Required task
Scan the entries below. List each line with "villina".

Saved entries
- - -

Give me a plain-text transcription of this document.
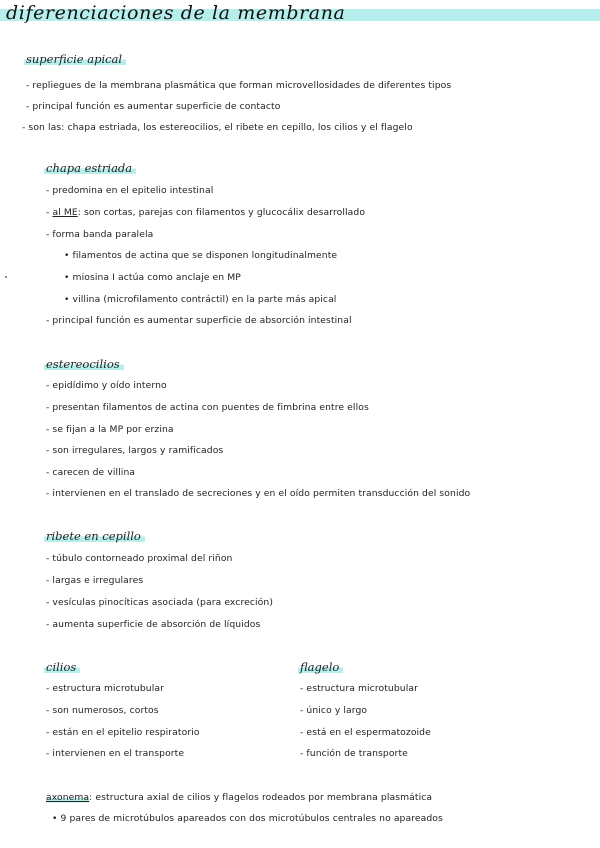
diferenciaciones de la membrana
superficie apical
- repliegues de la membrana plasmática que forman microvellosidades de diferentes tipos
- principal función es aumentar superficie de contacto
- son las: chapa estriada, los estereocilios, el ribete en cepillo, los cilios y el flagelo
chapa estriada
- predomina en el epitelio intestinal
- al ME: son cortas, parejas con filamentos y glucocálix desarrollado
- forma banda paralela
• filamentos de actina que se disponen longitudinalmente
• miosina I actúa como anclaje en MP
• villina (microfilamento contráctil) en la parte más apical
- principal función es aumentar superficie de absorción intestinal
estereocilios
- epidídimo y oído interno
- presentan filamentos de actina con puentes de fimbrina entre ellos
- se fijan a la MP por erzina
- son irregulares, largos y ramificados
- carecen de villina
- intervienen en el translado de secreciones y en el oído permiten transducción del sonido
ribete en cepillo
- túbulo contorneado proximal del riñon
- largas e irregulares
- vesículas pinocíticas asociada (para excreción)
- aumenta superficie de absorción de líquidos
cilios
- estructura microtubular
- son numerosos, cortos
- están en el epitelio respiratorio
- intervienen en el transporte
flagelo
- estructura microtubular
- único y largo
- está en el espermatozoide
- función de transporte
axonema: estructura axial de cilios y flagelos rodeados por membrana plasmática
• 9 pares de microtúbulos apareados con dos microtúbulos centrales no apareados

- - -

Written response
• villina (microfilamento contráctil) en la parte más apical
- carecen de villina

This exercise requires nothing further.